WHAT TO PRODUCE:
Exclude all pictures, then copy each of the records exactly as written.

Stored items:
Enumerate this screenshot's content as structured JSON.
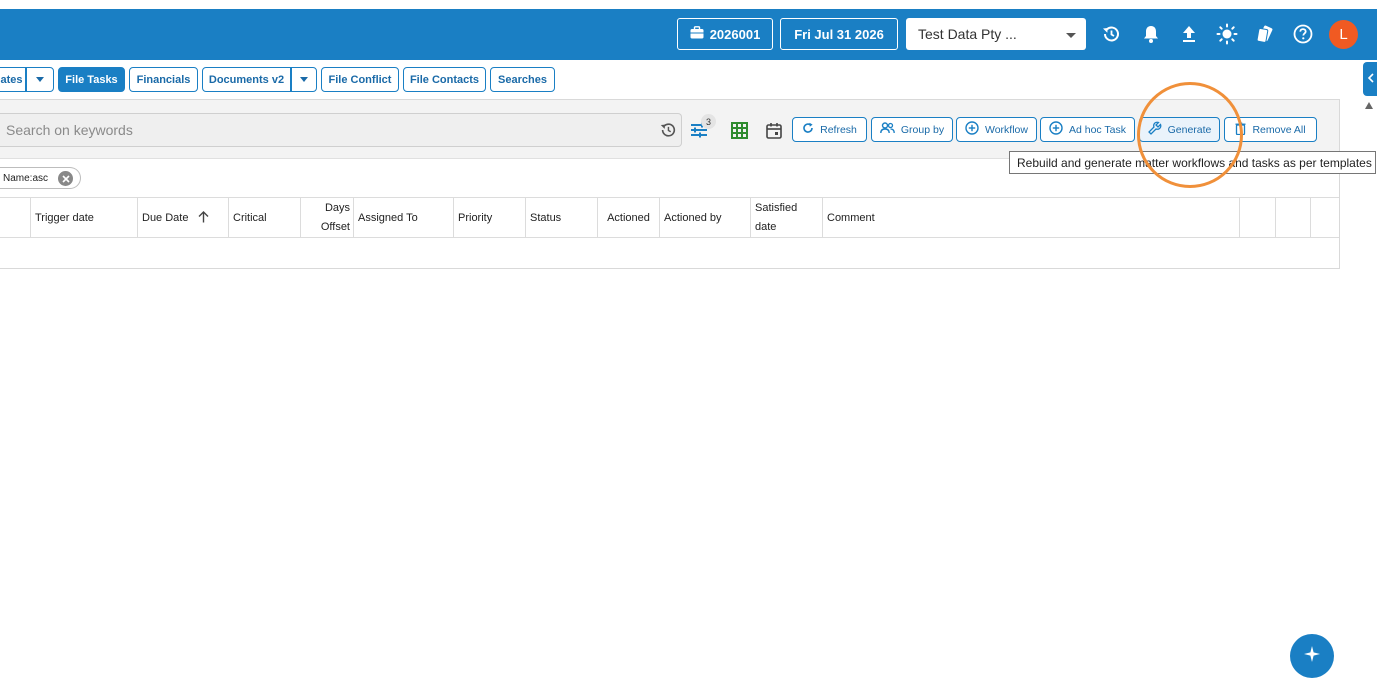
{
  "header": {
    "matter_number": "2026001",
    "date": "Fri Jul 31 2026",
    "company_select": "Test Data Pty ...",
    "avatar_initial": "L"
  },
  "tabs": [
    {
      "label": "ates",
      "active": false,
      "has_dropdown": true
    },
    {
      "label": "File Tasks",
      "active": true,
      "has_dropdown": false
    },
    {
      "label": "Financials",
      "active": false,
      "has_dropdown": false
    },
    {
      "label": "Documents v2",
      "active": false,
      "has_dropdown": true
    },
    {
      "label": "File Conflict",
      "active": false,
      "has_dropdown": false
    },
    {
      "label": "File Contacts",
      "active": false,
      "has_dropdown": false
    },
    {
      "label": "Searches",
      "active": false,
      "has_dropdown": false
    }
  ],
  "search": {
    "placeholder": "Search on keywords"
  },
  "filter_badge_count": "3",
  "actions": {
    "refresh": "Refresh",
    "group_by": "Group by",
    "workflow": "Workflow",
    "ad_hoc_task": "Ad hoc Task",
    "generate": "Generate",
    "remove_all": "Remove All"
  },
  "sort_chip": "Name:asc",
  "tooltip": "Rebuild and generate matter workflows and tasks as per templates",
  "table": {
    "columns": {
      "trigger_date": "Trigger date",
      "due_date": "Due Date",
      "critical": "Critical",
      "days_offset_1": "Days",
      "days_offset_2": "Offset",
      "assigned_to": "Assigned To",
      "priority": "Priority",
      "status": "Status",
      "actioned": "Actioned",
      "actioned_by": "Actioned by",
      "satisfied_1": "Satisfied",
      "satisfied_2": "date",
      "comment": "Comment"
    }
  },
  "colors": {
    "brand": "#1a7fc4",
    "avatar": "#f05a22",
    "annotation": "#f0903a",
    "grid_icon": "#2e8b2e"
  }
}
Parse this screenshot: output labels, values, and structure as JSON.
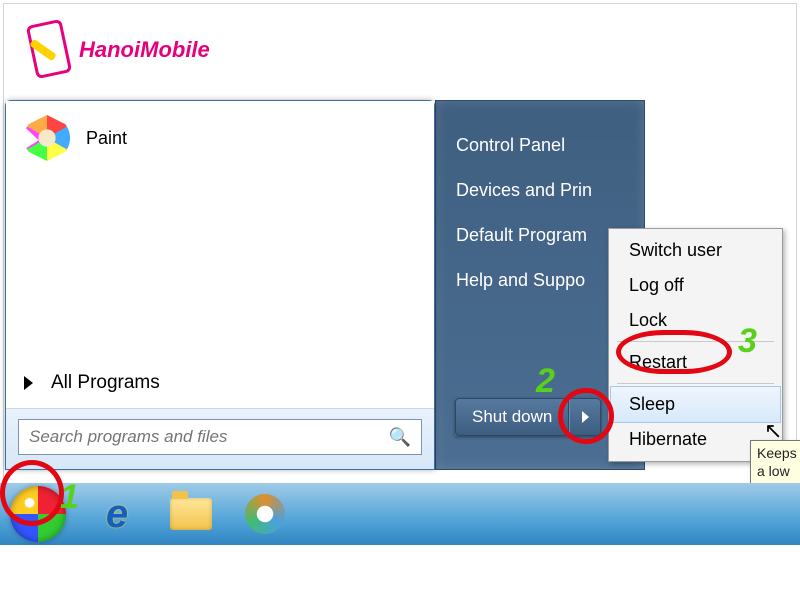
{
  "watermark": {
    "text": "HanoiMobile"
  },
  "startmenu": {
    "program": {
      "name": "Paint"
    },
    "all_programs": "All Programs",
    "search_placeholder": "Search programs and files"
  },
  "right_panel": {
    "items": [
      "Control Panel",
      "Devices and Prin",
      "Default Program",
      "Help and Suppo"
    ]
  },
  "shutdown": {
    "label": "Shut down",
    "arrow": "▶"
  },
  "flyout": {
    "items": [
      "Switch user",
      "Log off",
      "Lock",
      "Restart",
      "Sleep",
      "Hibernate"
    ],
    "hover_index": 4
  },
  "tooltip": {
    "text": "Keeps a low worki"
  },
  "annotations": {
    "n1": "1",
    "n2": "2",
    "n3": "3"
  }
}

SOLUTION FOR THIS TASK:
Enumerate this screenshot's content as structured JSON.
{
  "header": {
    "matter_number": "2026001",
    "date": "Fri Jul 31 2026",
    "company_select": "Test Data Pty ...",
    "avatar_initial": "L"
  },
  "tabs": [
    {
      "label": "ates",
      "active": false,
      "has_dropdown": true
    },
    {
      "label": "File Tasks",
      "active": true,
      "has_dropdown": false
    },
    {
      "label": "Financials",
      "active": false,
      "has_dropdown": false
    },
    {
      "label": "Documents v2",
      "active": false,
      "has_dropdown": true
    },
    {
      "label": "File Conflict",
      "active": false,
      "has_dropdown": false
    },
    {
      "label": "File Contacts",
      "active": false,
      "has_dropdown": false
    },
    {
      "label": "Searches",
      "active": false,
      "has_dropdown": false
    }
  ],
  "search": {
    "placeholder": "Search on keywords"
  },
  "filter_badge_count": "3",
  "actions": {
    "refresh": "Refresh",
    "group_by": "Group by",
    "workflow": "Workflow",
    "ad_hoc_task": "Ad hoc Task",
    "generate": "Generate",
    "remove_all": "Remove All"
  },
  "sort_chip": "Name:asc",
  "tooltip": "Rebuild and generate matter workflows and tasks as per templates",
  "table": {
    "columns": {
      "trigger_date": "Trigger date",
      "due_date": "Due Date",
      "critical": "Critical",
      "days_offset_1": "Days",
      "days_offset_2": "Offset",
      "assigned_to": "Assigned To",
      "priority": "Priority",
      "status": "Status",
      "actioned": "Actioned",
      "actioned_by": "Actioned by",
      "satisfied_1": "Satisfied",
      "satisfied_2": "date",
      "comment": "Comment"
    }
  },
  "colors": {
    "brand": "#1a7fc4",
    "avatar": "#f05a22",
    "annotation": "#f0903a",
    "grid_icon": "#2e8b2e"
  }
}
Parse this screenshot: output labels, values, and structure as JSON.
{
  "watermark": {
    "text": "HanoiMobile"
  },
  "startmenu": {
    "program": {
      "name": "Paint"
    },
    "all_programs": "All Programs",
    "search_placeholder": "Search programs and files"
  },
  "right_panel": {
    "items": [
      "Control Panel",
      "Devices and Prin",
      "Default Program",
      "Help and Suppo"
    ]
  },
  "shutdown": {
    "label": "Shut down",
    "arrow": "▶"
  },
  "flyout": {
    "items": [
      "Switch user",
      "Log off",
      "Lock",
      "Restart",
      "Sleep",
      "Hibernate"
    ],
    "hover_index": 4
  },
  "tooltip": {
    "text": "Keeps a low worki"
  },
  "annotations": {
    "n1": "1",
    "n2": "2",
    "n3": "3"
  }
}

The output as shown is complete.